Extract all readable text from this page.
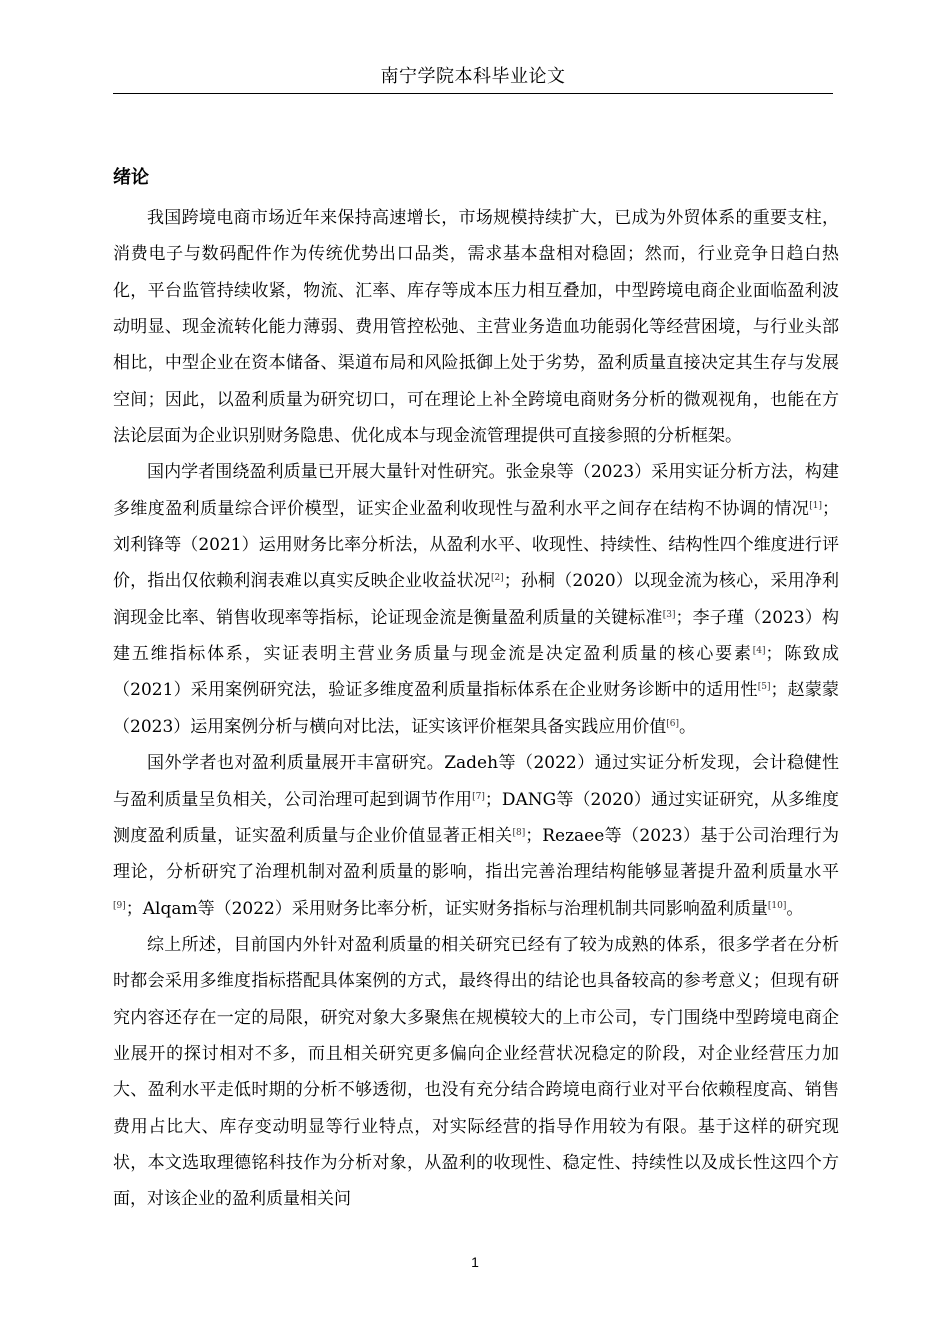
南宁学院本科毕业论文
绪论

我国跨境电商市场近年来保持高速增长，市场规模持续扩大，已成为外贸体系的重要支柱，消费电子与数码配件作为传统优势出口品类，需求基本盘相对稳固；然而，行业竞争日趋白热化，平台监管持续收紧，物流、汇率、库存等成本压力相互叠加，中型跨境电商企业面临盈利波动明显、现金流转化能力薄弱、费用管控松弛、主营业务造血功能弱化等经营困境，与行业头部相比，中型企业在资本储备、渠道布局和风险抵御上处于劣势，盈利质量直接决定其生存与发展空间；因此，以盈利质量为研究切口，可在理论上补全跨境电商财务分析的微观视角，也能在方法论层面为企业识别财务隐患、优化成本与现金流管理提供可直接参照的分析框架。

国内学者围绕盈利质量已开展大量针对性研究。张金泉等（2023）采用实证分析方法，构建多维度盈利质量综合评价模型，证实企业盈利收现性与盈利水平之间存在结构不协调的情况[1]；刘利锋等（2021）运用财务比率分析法，从盈利水平、收现性、持续性、结构性四个维度进行评价，指出仅依赖利润表难以真实反映企业收益状况[2]；孙桐（2020）以现金流为核心，采用净利润现金比率、销售收现率等指标，论证现金流是衡量盈利质量的关键标准[3]；李子瑾（2023）构建五维指标体系，实证表明主营业务质量与现金流是决定盈利质量的核心要素[4]；陈致成（2021）采用案例研究法，验证多维度盈利质量指标体系在企业财务诊断中的适用性[5]；赵蒙蒙（2023）运用案例分析与横向对比法，证实该评价框架具备实践应用价值[6]。

国外学者也对盈利质量展开丰富研究。Zadeh等（2022）通过实证分析发现，会计稳健性与盈利质量呈负相关，公司治理可起到调节作用[7]；DANG等（2020）通过实证研究，从多维度测度盈利质量，证实盈利质量与企业价值显著正相关[8]；Rezaee等（2023）基于公司治理行为理论，分析研究了治理机制对盈利质量的影响，指出完善治理结构能够显著提升盈利质量水平[9]；Alqam等（2022）采用财务比率分析，证实财务指标与治理机制共同影响盈利质量[10]。

综上所述，目前国内外针对盈利质量的相关研究已经有了较为成熟的体系，很多学者在分析时都会采用多维度指标搭配具体案例的方式，最终得出的结论也具备较高的参考意义；但现有研究内容还存在一定的局限，研究对象大多聚焦在规模较大的上市公司，专门围绕中型跨境电商企业展开的探讨相对不多，而且相关研究更多偏向企业经营状况稳定的阶段，对企业经营压力加大、盈利水平走低时期的分析不够透彻，也没有充分结合跨境电商行业对平台依赖程度高、销售费用占比大、库存变动明显等行业特点，对实际经营的指导作用较为有限。基于这样的研究现状，本文选取理德铭科技作为分析对象，从盈利的收现性、稳定性、持续性以及成长性这四个方面，对该企业的盈利质量相关问

1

==============================

Goal of the exercise »
Exclude the images and reproduce the remaining data exactly.

Task answer »
Extract all readable text from this page.
南宁学院本科毕业论文
绪论

我国跨境电商市场近年来保持高速增长，市场规模持续扩大，已成为外贸体系的重要支柱，消费电子与数码配件作为传统优势出口品类，需求基本盘相对稳固；然而，行业竞争日趋白热化，平台监管持续收紧，物流、汇率、库存等成本压力相互叠加，中型跨境电商企业面临盈利波动明显、现金流转化能力薄弱、费用管控松弛、主营业务造血功能弱化等经营困境，与行业头部相比，中型企业在资本储备、渠道布局和风险抵御上处于劣势，盈利质量直接决定其生存与发展空间；因此，以盈利质量为研究切口，可在理论上补全跨境电商财务分析的微观视角，也能在方法论层面为企业识别财务隐患、优化成本与现金流管理提供可直接参照的分析框架。

国内学者围绕盈利质量已开展大量针对性研究。张金泉等（2023）采用实证分析方法，构建多维度盈利质量综合评价模型，证实企业盈利收现性与盈利水平之间存在结构不协调的情况[1]；刘利锋等（2021）运用财务比率分析法，从盈利水平、收现性、持续性、结构性四个维度进行评价，指出仅依赖利润表难以真实反映企业收益状况[2]；孙桐（2020）以现金流为核心，采用净利润现金比率、销售收现率等指标，论证现金流是衡量盈利质量的关键标准[3]；李子瑾（2023）构建五维指标体系，实证表明主营业务质量与现金流是决定盈利质量的核心要素[4]；陈致成（2021）采用案例研究法，验证多维度盈利质量指标体系在企业财务诊断中的适用性[5]；赵蒙蒙（2023）运用案例分析与横向对比法，证实该评价框架具备实践应用价值[6]。

国外学者也对盈利质量展开丰富研究。Zadeh等（2022）通过实证分析发现，会计稳健性与盈利质量呈负相关，公司治理可起到调节作用[7]；DANG等（2020）通过实证研究，从多维度测度盈利质量，证实盈利质量与企业价值显著正相关[8]；Rezaee等（2023）基于公司治理行为理论，分析研究了治理机制对盈利质量的影响，指出完善治理结构能够显著提升盈利质量水平[9]；Alqam等（2022）采用财务比率分析，证实财务指标与治理机制共同影响盈利质量[10]。

综上所述，目前国内外针对盈利质量的相关研究已经有了较为成熟的体系，很多学者在分析时都会采用多维度指标搭配具体案例的方式，最终得出的结论也具备较高的参考意义；但现有研究内容还存在一定的局限，研究对象大多聚焦在规模较大的上市公司，专门围绕中型跨境电商企业展开的探讨相对不多，而且相关研究更多偏向企业经营状况稳定的阶段，对企业经营压力加大、盈利水平走低时期的分析不够透彻，也没有充分结合跨境电商行业对平台依赖程度高、销售费用占比大、库存变动明显等行业特点，对实际经营的指导作用较为有限。基于这样的研究现状，本文选取理德铭科技作为分析对象，从盈利的收现性、稳定性、持续性以及成长性这四个方面，对该企业的盈利质量相关问

1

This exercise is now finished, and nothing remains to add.